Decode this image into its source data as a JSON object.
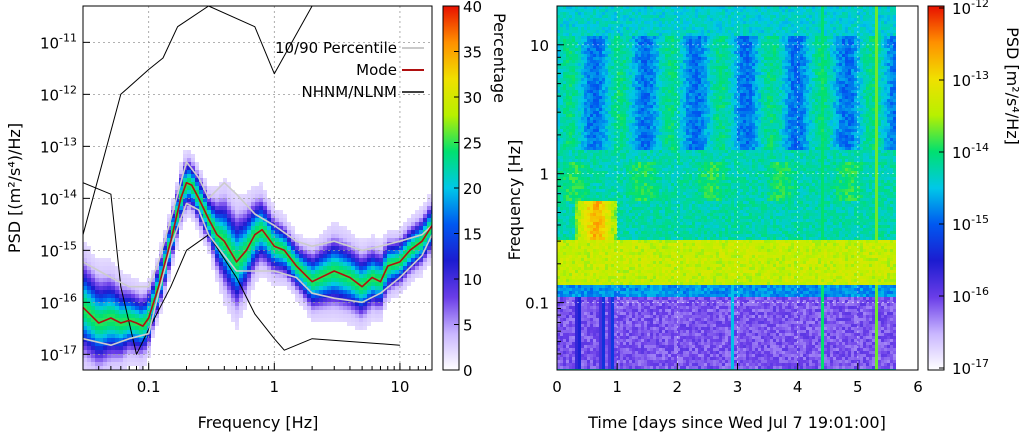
{
  "chart_data": [
    {
      "type": "heatmap",
      "subtype": "probabilistic-psd",
      "xlabel": "Frequency [Hz]",
      "ylabel": "PSD [(m²/s⁴)/Hz]",
      "xscale": "log",
      "yscale": "log",
      "xlim": [
        0.03,
        18
      ],
      "ylim": [
        5e-18,
        5e-11
      ],
      "x_ticks": [
        {
          "value": 0.1,
          "label": "0.1"
        },
        {
          "value": 1,
          "label": "1"
        },
        {
          "value": 10,
          "label": "10"
        }
      ],
      "y_ticks": [
        {
          "value": 1e-17,
          "mant": "10",
          "exp": "-17"
        },
        {
          "value": 1e-16,
          "mant": "10",
          "exp": "-16"
        },
        {
          "value": 1e-15,
          "mant": "10",
          "exp": "-15"
        },
        {
          "value": 1e-14,
          "mant": "10",
          "exp": "-14"
        },
        {
          "value": 1e-13,
          "mant": "10",
          "exp": "-13"
        },
        {
          "value": 1e-12,
          "mant": "10",
          "exp": "-12"
        },
        {
          "value": 1e-11,
          "mant": "10",
          "exp": "-11"
        }
      ],
      "grid": true,
      "legend": {
        "position": "top-right",
        "entries": [
          {
            "label": "10/90 Percentile",
            "color": "#b8b8b8"
          },
          {
            "label": "Mode",
            "color": "#b01010"
          },
          {
            "label": "NHNM/NLNM",
            "color": "#000000"
          }
        ]
      },
      "colorbar": {
        "label": "Percentage",
        "min": 0,
        "max": 40,
        "ticks": [
          0,
          5,
          10,
          15,
          20,
          25,
          30,
          35,
          40
        ],
        "colors": [
          "#ffffff",
          "#c9b6ff",
          "#6a3de8",
          "#1c1cd0",
          "#0058f0",
          "#00c8e8",
          "#00e070",
          "#b8f000",
          "#f0e000",
          "#ff9000",
          "#e81000"
        ]
      },
      "series": [
        {
          "name": "Mode",
          "x": [
            0.03,
            0.04,
            0.05,
            0.06,
            0.07,
            0.08,
            0.09,
            0.1,
            0.12,
            0.15,
            0.18,
            0.2,
            0.22,
            0.25,
            0.3,
            0.35,
            0.4,
            0.5,
            0.6,
            0.7,
            0.8,
            1.0,
            1.2,
            1.5,
            2.0,
            3.0,
            4.0,
            5.0,
            6.0,
            7.0,
            8.0,
            10.0,
            12.0,
            15.0,
            18.0
          ],
          "y": [
            8e-17,
            4e-17,
            5e-17,
            4e-17,
            4.5e-17,
            4e-17,
            3.5e-17,
            5e-17,
            2e-16,
            1.5e-15,
            1e-14,
            2e-14,
            1.8e-14,
            1e-14,
            4e-15,
            2e-15,
            1.5e-15,
            6e-16,
            1e-15,
            2e-15,
            2.5e-15,
            1.2e-15,
            1e-15,
            5e-16,
            2.5e-16,
            4e-16,
            3e-16,
            2e-16,
            3e-16,
            2.5e-16,
            5e-16,
            6e-16,
            1e-15,
            1.5e-15,
            3e-15
          ]
        },
        {
          "name": "10/90 Percentile",
          "x": [
            0.03,
            0.05,
            0.07,
            0.1,
            0.12,
            0.15,
            0.2,
            0.25,
            0.3,
            0.4,
            0.5,
            0.7,
            1.0,
            1.5,
            2.0,
            3.0,
            5.0,
            7.0,
            10.0,
            15.0,
            18.0
          ],
          "y": [
            6e-16,
            3e-16,
            2e-16,
            2e-16,
            6e-16,
            4e-15,
            5e-14,
            2.5e-14,
            1e-14,
            2e-14,
            1.2e-14,
            5e-15,
            3e-15,
            1.5e-15,
            1.2e-15,
            1.5e-15,
            1e-15,
            1.2e-15,
            1.5e-15,
            2e-15,
            3e-15
          ]
        },
        {
          "name": "10/90 Percentile",
          "x": [
            0.03,
            0.05,
            0.07,
            0.1,
            0.12,
            0.15,
            0.2,
            0.25,
            0.3,
            0.4,
            0.5,
            0.7,
            1.0,
            1.5,
            2.0,
            3.0,
            5.0,
            7.0,
            10.0,
            15.0,
            18.0
          ],
          "y": [
            2e-17,
            1.5e-17,
            2e-17,
            2.5e-17,
            1.5e-16,
            1.2e-15,
            8e-15,
            6e-15,
            2e-15,
            8e-16,
            4e-16,
            4e-16,
            4e-16,
            3e-16,
            1.5e-16,
            1.2e-16,
            1e-16,
            1.5e-16,
            3e-16,
            8e-16,
            2e-15
          ]
        },
        {
          "name": "NHNM",
          "x": [
            0.03,
            0.06,
            0.1,
            0.13,
            0.17,
            0.3,
            0.7,
            1.0,
            2.0
          ],
          "y": [
            2e-15,
            1e-12,
            3e-12,
            5e-12,
            2e-11,
            5e-11,
            2e-11,
            2.5e-12,
            5e-11
          ]
        },
        {
          "name": "NLNM",
          "x": [
            0.03,
            0.05,
            0.06,
            0.08,
            0.1,
            0.15,
            0.2,
            0.3,
            0.5,
            0.7,
            1.0,
            1.2,
            2.0,
            10.0
          ],
          "y": [
            2e-14,
            1.2e-14,
            2e-16,
            1e-17,
            3e-17,
            2e-16,
            1e-15,
            2e-15,
            3e-16,
            6e-17,
            2e-17,
            1.2e-17,
            2e-17,
            1.5e-17
          ]
        }
      ]
    },
    {
      "type": "heatmap",
      "subtype": "spectrogram",
      "xlabel": "Time [days since Wed Jul 7 19:01:00]",
      "ylabel": "Frequency [Hz]",
      "xscale": "linear",
      "yscale": "log",
      "xlim": [
        0,
        6
      ],
      "ylim": [
        0.03,
        20
      ],
      "x_ticks": [
        0,
        1,
        2,
        3,
        4,
        5,
        6
      ],
      "y_ticks": [
        {
          "value": 0.1,
          "label": "0.1"
        },
        {
          "value": 1,
          "label": "1"
        },
        {
          "value": 10,
          "label": "10"
        }
      ],
      "data_extent_x": [
        0,
        5.6
      ],
      "grid": true,
      "colorbar": {
        "label": "PSD [m²/s⁴/Hz]",
        "scale": "log",
        "min": 1e-17,
        "max": 1e-12,
        "ticks": [
          {
            "value": 1e-17,
            "mant": "10",
            "exp": "-17"
          },
          {
            "value": 1e-16,
            "mant": "10",
            "exp": "-16"
          },
          {
            "value": 1e-15,
            "mant": "10",
            "exp": "-15"
          },
          {
            "value": 1e-14,
            "mant": "10",
            "exp": "-14"
          },
          {
            "value": 1e-13,
            "mant": "10",
            "exp": "-13"
          },
          {
            "value": 1e-12,
            "mant": "10",
            "exp": "-12"
          }
        ],
        "colors": [
          "#ffffff",
          "#c9b6ff",
          "#6a3de8",
          "#1c1cd0",
          "#0058f0",
          "#00c8e8",
          "#00e070",
          "#b8f000",
          "#f0e000",
          "#ff9000",
          "#e81000"
        ]
      },
      "bands": [
        {
          "f_low": 0.03,
          "f_high": 0.11,
          "level": 0.18
        },
        {
          "f_low": 0.11,
          "f_high": 0.14,
          "level": 0.45
        },
        {
          "f_low": 0.14,
          "f_high": 0.3,
          "level": 0.72
        },
        {
          "f_low": 0.3,
          "f_high": 1.5,
          "level": 0.55
        },
        {
          "f_low": 1.5,
          "f_high": 20,
          "level": 0.52
        }
      ],
      "events": [
        {
          "t_start": 0.3,
          "t_end": 1.0,
          "f_low": 0.3,
          "f_high": 0.6,
          "level": 0.88
        }
      ],
      "transients": [
        0.35,
        0.75,
        0.9,
        2.9,
        4.4,
        5.3
      ]
    }
  ]
}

*-*-*

Give the data above again in full and unchanged, skipping the pictures.

Decode this image into its source data as a JSON object.
{
  "chart_data": [
    {
      "type": "heatmap",
      "subtype": "probabilistic-psd",
      "xlabel": "Frequency [Hz]",
      "ylabel": "PSD [(m²/s⁴)/Hz]",
      "xscale": "log",
      "yscale": "log",
      "xlim": [
        0.03,
        18
      ],
      "ylim": [
        5e-18,
        5e-11
      ],
      "x_ticks": [
        {
          "value": 0.1,
          "label": "0.1"
        },
        {
          "value": 1,
          "label": "1"
        },
        {
          "value": 10,
          "label": "10"
        }
      ],
      "y_ticks": [
        {
          "value": 1e-17,
          "mant": "10",
          "exp": "-17"
        },
        {
          "value": 1e-16,
          "mant": "10",
          "exp": "-16"
        },
        {
          "value": 1e-15,
          "mant": "10",
          "exp": "-15"
        },
        {
          "value": 1e-14,
          "mant": "10",
          "exp": "-14"
        },
        {
          "value": 1e-13,
          "mant": "10",
          "exp": "-13"
        },
        {
          "value": 1e-12,
          "mant": "10",
          "exp": "-12"
        },
        {
          "value": 1e-11,
          "mant": "10",
          "exp": "-11"
        }
      ],
      "grid": true,
      "legend": {
        "position": "top-right",
        "entries": [
          {
            "label": "10/90 Percentile",
            "color": "#b8b8b8"
          },
          {
            "label": "Mode",
            "color": "#b01010"
          },
          {
            "label": "NHNM/NLNM",
            "color": "#000000"
          }
        ]
      },
      "colorbar": {
        "label": "Percentage",
        "min": 0,
        "max": 40,
        "ticks": [
          0,
          5,
          10,
          15,
          20,
          25,
          30,
          35,
          40
        ],
        "colors": [
          "#ffffff",
          "#c9b6ff",
          "#6a3de8",
          "#1c1cd0",
          "#0058f0",
          "#00c8e8",
          "#00e070",
          "#b8f000",
          "#f0e000",
          "#ff9000",
          "#e81000"
        ]
      },
      "series": [
        {
          "name": "Mode",
          "x": [
            0.03,
            0.04,
            0.05,
            0.06,
            0.07,
            0.08,
            0.09,
            0.1,
            0.12,
            0.15,
            0.18,
            0.2,
            0.22,
            0.25,
            0.3,
            0.35,
            0.4,
            0.5,
            0.6,
            0.7,
            0.8,
            1.0,
            1.2,
            1.5,
            2.0,
            3.0,
            4.0,
            5.0,
            6.0,
            7.0,
            8.0,
            10.0,
            12.0,
            15.0,
            18.0
          ],
          "y": [
            8e-17,
            4e-17,
            5e-17,
            4e-17,
            4.5e-17,
            4e-17,
            3.5e-17,
            5e-17,
            2e-16,
            1.5e-15,
            1e-14,
            2e-14,
            1.8e-14,
            1e-14,
            4e-15,
            2e-15,
            1.5e-15,
            6e-16,
            1e-15,
            2e-15,
            2.5e-15,
            1.2e-15,
            1e-15,
            5e-16,
            2.5e-16,
            4e-16,
            3e-16,
            2e-16,
            3e-16,
            2.5e-16,
            5e-16,
            6e-16,
            1e-15,
            1.5e-15,
            3e-15
          ]
        },
        {
          "name": "10/90 Percentile",
          "x": [
            0.03,
            0.05,
            0.07,
            0.1,
            0.12,
            0.15,
            0.2,
            0.25,
            0.3,
            0.4,
            0.5,
            0.7,
            1.0,
            1.5,
            2.0,
            3.0,
            5.0,
            7.0,
            10.0,
            15.0,
            18.0
          ],
          "y": [
            6e-16,
            3e-16,
            2e-16,
            2e-16,
            6e-16,
            4e-15,
            5e-14,
            2.5e-14,
            1e-14,
            2e-14,
            1.2e-14,
            5e-15,
            3e-15,
            1.5e-15,
            1.2e-15,
            1.5e-15,
            1e-15,
            1.2e-15,
            1.5e-15,
            2e-15,
            3e-15
          ]
        },
        {
          "name": "10/90 Percentile",
          "x": [
            0.03,
            0.05,
            0.07,
            0.1,
            0.12,
            0.15,
            0.2,
            0.25,
            0.3,
            0.4,
            0.5,
            0.7,
            1.0,
            1.5,
            2.0,
            3.0,
            5.0,
            7.0,
            10.0,
            15.0,
            18.0
          ],
          "y": [
            2e-17,
            1.5e-17,
            2e-17,
            2.5e-17,
            1.5e-16,
            1.2e-15,
            8e-15,
            6e-15,
            2e-15,
            8e-16,
            4e-16,
            4e-16,
            4e-16,
            3e-16,
            1.5e-16,
            1.2e-16,
            1e-16,
            1.5e-16,
            3e-16,
            8e-16,
            2e-15
          ]
        },
        {
          "name": "NHNM",
          "x": [
            0.03,
            0.06,
            0.1,
            0.13,
            0.17,
            0.3,
            0.7,
            1.0,
            2.0
          ],
          "y": [
            2e-15,
            1e-12,
            3e-12,
            5e-12,
            2e-11,
            5e-11,
            2e-11,
            2.5e-12,
            5e-11
          ]
        },
        {
          "name": "NLNM",
          "x": [
            0.03,
            0.05,
            0.06,
            0.08,
            0.1,
            0.15,
            0.2,
            0.3,
            0.5,
            0.7,
            1.0,
            1.2,
            2.0,
            10.0
          ],
          "y": [
            2e-14,
            1.2e-14,
            2e-16,
            1e-17,
            3e-17,
            2e-16,
            1e-15,
            2e-15,
            3e-16,
            6e-17,
            2e-17,
            1.2e-17,
            2e-17,
            1.5e-17
          ]
        }
      ]
    },
    {
      "type": "heatmap",
      "subtype": "spectrogram",
      "xlabel": "Time [days since Wed Jul 7 19:01:00]",
      "ylabel": "Frequency [Hz]",
      "xscale": "linear",
      "yscale": "log",
      "xlim": [
        0,
        6
      ],
      "ylim": [
        0.03,
        20
      ],
      "x_ticks": [
        0,
        1,
        2,
        3,
        4,
        5,
        6
      ],
      "y_ticks": [
        {
          "value": 0.1,
          "label": "0.1"
        },
        {
          "value": 1,
          "label": "1"
        },
        {
          "value": 10,
          "label": "10"
        }
      ],
      "data_extent_x": [
        0,
        5.6
      ],
      "grid": true,
      "colorbar": {
        "label": "PSD [m²/s⁴/Hz]",
        "scale": "log",
        "min": 1e-17,
        "max": 1e-12,
        "ticks": [
          {
            "value": 1e-17,
            "mant": "10",
            "exp": "-17"
          },
          {
            "value": 1e-16,
            "mant": "10",
            "exp": "-16"
          },
          {
            "value": 1e-15,
            "mant": "10",
            "exp": "-15"
          },
          {
            "value": 1e-14,
            "mant": "10",
            "exp": "-14"
          },
          {
            "value": 1e-13,
            "mant": "10",
            "exp": "-13"
          },
          {
            "value": 1e-12,
            "mant": "10",
            "exp": "-12"
          }
        ],
        "colors": [
          "#ffffff",
          "#c9b6ff",
          "#6a3de8",
          "#1c1cd0",
          "#0058f0",
          "#00c8e8",
          "#00e070",
          "#b8f000",
          "#f0e000",
          "#ff9000",
          "#e81000"
        ]
      },
      "bands": [
        {
          "f_low": 0.03,
          "f_high": 0.11,
          "level": 0.18
        },
        {
          "f_low": 0.11,
          "f_high": 0.14,
          "level": 0.45
        },
        {
          "f_low": 0.14,
          "f_high": 0.3,
          "level": 0.72
        },
        {
          "f_low": 0.3,
          "f_high": 1.5,
          "level": 0.55
        },
        {
          "f_low": 1.5,
          "f_high": 20,
          "level": 0.52
        }
      ],
      "events": [
        {
          "t_start": 0.3,
          "t_end": 1.0,
          "f_low": 0.3,
          "f_high": 0.6,
          "level": 0.88
        }
      ],
      "transients": [
        0.35,
        0.75,
        0.9,
        2.9,
        4.4,
        5.3
      ]
    }
  ]
}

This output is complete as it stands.